* Data excerpts
— begin —

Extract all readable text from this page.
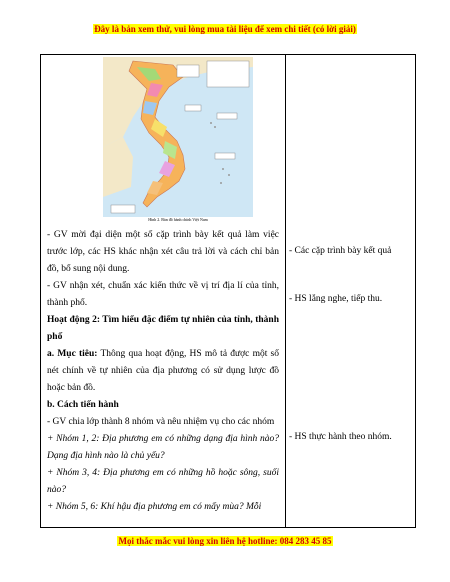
Đây là bản xem thử, vui lòng mua tài liệu để xem chi tiết (có lời giải)
Hình 2. Bản đồ hành chính Việt Nam

- GV mời đại diện một số cặp trình bày kết quả làm việc trước lớp, các HS khác nhận xét câu trả lời và cách chỉ bản đồ, bổ sung nội dung.

- GV nhận xét, chuẩn xác kiến thức về vị trí địa lí của tỉnh, thành phố.

Hoạt động 2: Tìm hiểu đặc điểm tự nhiên của tỉnh, thành phố

a. Mục tiêu: Thông qua hoạt động, HS mô tả được một số nét chính về tự nhiên của địa phương có sử dụng lược đồ hoặc bản đồ.

b. Cách tiến hành

- GV chia lớp thành 8 nhóm và nêu nhiệm vụ cho các nhóm

+ Nhóm 1, 2: Địa phương em có những dạng địa hình nào? Dạng địa hình nào là chủ yếu?

+ Nhóm 3, 4: Địa phương em có những hồ hoặc sông, suối nào?

+ Nhóm 5, 6: Khí hậu địa phương em có mấy mùa? Mỗi

- Các cặp trình bày kết quả

- HS lắng nghe, tiếp thu.

- HS thực hành theo nhóm.

Mọi thắc mắc vui lòng xin liên hệ hotline: 084 283 45 85
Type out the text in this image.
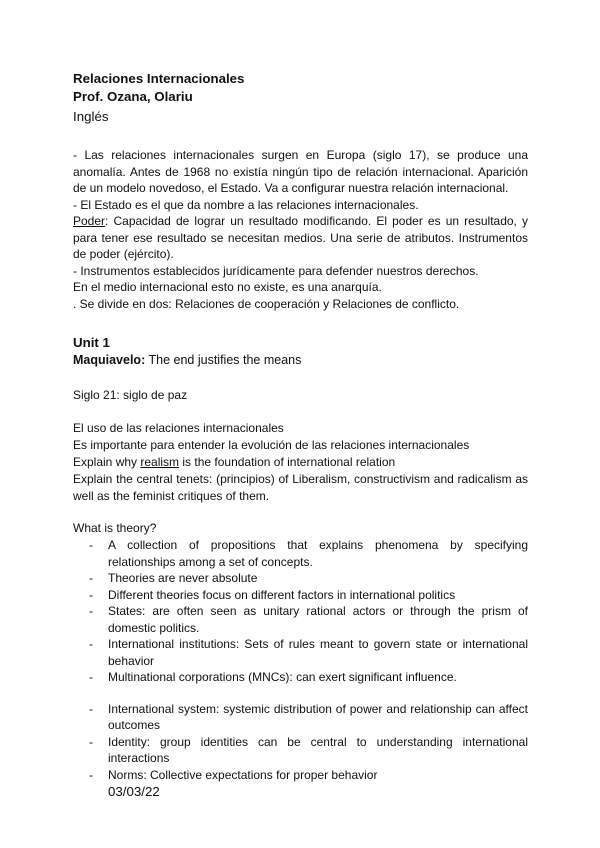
Relaciones Internacionales
Prof. Ozana, Olariu
Inglés
- Las relaciones internacionales surgen en Europa (siglo 17), se produce una anomalía. Antes de 1968 no existía ningún tipo de relación internacional. Aparición de un modelo novedoso, el Estado. Va a configurar nuestra relación internacional.
- El Estado es el que da nombre a las relaciones internacionales.
Poder: Capacidad de lograr un resultado modificando. El poder es un resultado, y para tener ese resultado se necesitan medios. Una serie de atributos. Instrumentos de poder (ejército).
- Instrumentos establecidos jurídicamente para defender nuestros derechos.
En el medio internacional esto no existe, es una anarquía.
. Se divide en dos: Relaciones de cooperación y Relaciones de conflicto.
Unit 1
Maquiavelo: The end justifies the means
Siglo 21: siglo de paz
El uso de las relaciones internacionales
Es importante para entender la evolución de las relaciones internacionales
Explain why realism is the foundation of international relation
Explain the central tenets: (principios) of Liberalism, constructivism and radicalism as well as the feminist critiques of them.
What is theory?
- A collection of propositions that explains phenomena by specifying relationships among a set of concepts.
- Theories are never absolute
- Different theories focus on different factors in international politics
- States: are often seen as unitary rational actors or through the prism of domestic politics.
- International institutions: Sets of rules meant to govern state or international behavior
- Multinational corporations (MNCs): can exert significant influence.
- International system: systemic distribution of power and relationship can affect outcomes
- Identity: group identities can be central to understanding international interactions
- Norms: Collective expectations for proper behavior
03/03/22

— end —

* What needs to be done
Write the records above out again exactly, with no pictures in your copy.

* Full answer
Extract all readable text from this page.
Đây là bản xem thử, vui lòng mua tài liệu để xem chi tiết (có lời giải)
Hình 2. Bản đồ hành chính Việt Nam

- GV mời đại diện một số cặp trình bày kết quả làm việc trước lớp, các HS khác nhận xét câu trả lời và cách chỉ bản đồ, bổ sung nội dung.

- GV nhận xét, chuẩn xác kiến thức về vị trí địa lí của tỉnh, thành phố.

Hoạt động 2: Tìm hiểu đặc điểm tự nhiên của tỉnh, thành phố

a. Mục tiêu: Thông qua hoạt động, HS mô tả được một số nét chính về tự nhiên của địa phương có sử dụng lược đồ hoặc bản đồ.

b. Cách tiến hành

- GV chia lớp thành 8 nhóm và nêu nhiệm vụ cho các nhóm

+ Nhóm 1, 2: Địa phương em có những dạng địa hình nào? Dạng địa hình nào là chủ yếu?

+ Nhóm 3, 4: Địa phương em có những hồ hoặc sông, suối nào?

+ Nhóm 5, 6: Khí hậu địa phương em có mấy mùa? Mỗi

- Các cặp trình bày kết quả

- HS lắng nghe, tiếp thu.

- HS thực hành theo nhóm.

Mọi thắc mắc vui lòng xin liên hệ hotline: 084 283 45 85
Type out the text in this image.
Relaciones Internacionales
Prof. Ozana, Olariu
Inglés
- Las relaciones internacionales surgen en Europa (siglo 17), se produce una anomalía. Antes de 1968 no existía ningún tipo de relación internacional. Aparición de un modelo novedoso, el Estado. Va a configurar nuestra relación internacional.
- El Estado es el que da nombre a las relaciones internacionales.
Poder: Capacidad de lograr un resultado modificando. El poder es un resultado, y para tener ese resultado se necesitan medios. Una serie de atributos. Instrumentos de poder (ejército).
- Instrumentos establecidos jurídicamente para defender nuestros derechos.
En el medio internacional esto no existe, es una anarquía.
. Se divide en dos: Relaciones de cooperación y Relaciones de conflicto.
Unit 1
Maquiavelo: The end justifies the means
Siglo 21: siglo de paz
El uso de las relaciones internacionales
Es importante para entender la evolución de las relaciones internacionales
Explain why realism is the foundation of international relation
Explain the central tenets: (principios) of Liberalism, constructivism and radicalism as well as the feminist critiques of them.
What is theory?
- A collection of propositions that explains phenomena by specifying relationships among a set of concepts.
- Theories are never absolute
- Different theories focus on different factors in international politics
- States: are often seen as unitary rational actors or through the prism of domestic politics.
- International institutions: Sets of rules meant to govern state or international behavior
- Multinational corporations (MNCs): can exert significant influence.
- International system: systemic distribution of power and relationship can affect outcomes
- Identity: group identities can be central to understanding international interactions
- Norms: Collective expectations for proper behavior
03/03/22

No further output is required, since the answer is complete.